### Excerpted records

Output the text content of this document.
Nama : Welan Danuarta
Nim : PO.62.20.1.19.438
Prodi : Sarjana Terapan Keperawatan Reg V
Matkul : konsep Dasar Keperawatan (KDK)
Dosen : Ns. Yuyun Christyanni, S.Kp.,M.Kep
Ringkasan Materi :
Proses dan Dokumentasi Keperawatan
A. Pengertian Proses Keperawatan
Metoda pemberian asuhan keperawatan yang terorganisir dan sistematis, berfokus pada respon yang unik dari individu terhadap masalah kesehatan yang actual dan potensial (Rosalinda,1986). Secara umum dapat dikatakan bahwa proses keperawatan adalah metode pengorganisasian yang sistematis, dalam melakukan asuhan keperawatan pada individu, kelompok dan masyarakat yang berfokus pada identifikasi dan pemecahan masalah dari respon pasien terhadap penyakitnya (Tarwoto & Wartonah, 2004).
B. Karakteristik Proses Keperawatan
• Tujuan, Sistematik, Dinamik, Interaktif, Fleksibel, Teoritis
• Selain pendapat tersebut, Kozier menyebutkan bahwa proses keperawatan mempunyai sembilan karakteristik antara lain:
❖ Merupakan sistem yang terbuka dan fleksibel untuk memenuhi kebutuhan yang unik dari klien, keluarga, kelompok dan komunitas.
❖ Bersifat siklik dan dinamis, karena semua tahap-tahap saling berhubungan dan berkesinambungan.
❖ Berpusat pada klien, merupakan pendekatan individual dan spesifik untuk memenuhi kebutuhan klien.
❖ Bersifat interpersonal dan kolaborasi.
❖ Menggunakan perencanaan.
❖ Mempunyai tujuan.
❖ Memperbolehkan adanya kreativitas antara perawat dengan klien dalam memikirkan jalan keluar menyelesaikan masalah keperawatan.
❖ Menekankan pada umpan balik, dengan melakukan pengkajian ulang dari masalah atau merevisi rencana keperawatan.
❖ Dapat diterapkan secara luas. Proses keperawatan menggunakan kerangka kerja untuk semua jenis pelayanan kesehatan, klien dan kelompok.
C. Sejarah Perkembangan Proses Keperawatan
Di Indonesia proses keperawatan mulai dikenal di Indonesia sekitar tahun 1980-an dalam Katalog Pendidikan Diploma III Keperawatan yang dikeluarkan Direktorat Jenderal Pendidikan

### Short task
Examine the data above and state how many of its lines contain the word "kesehatan", with no further remarks.

### Problem solution
2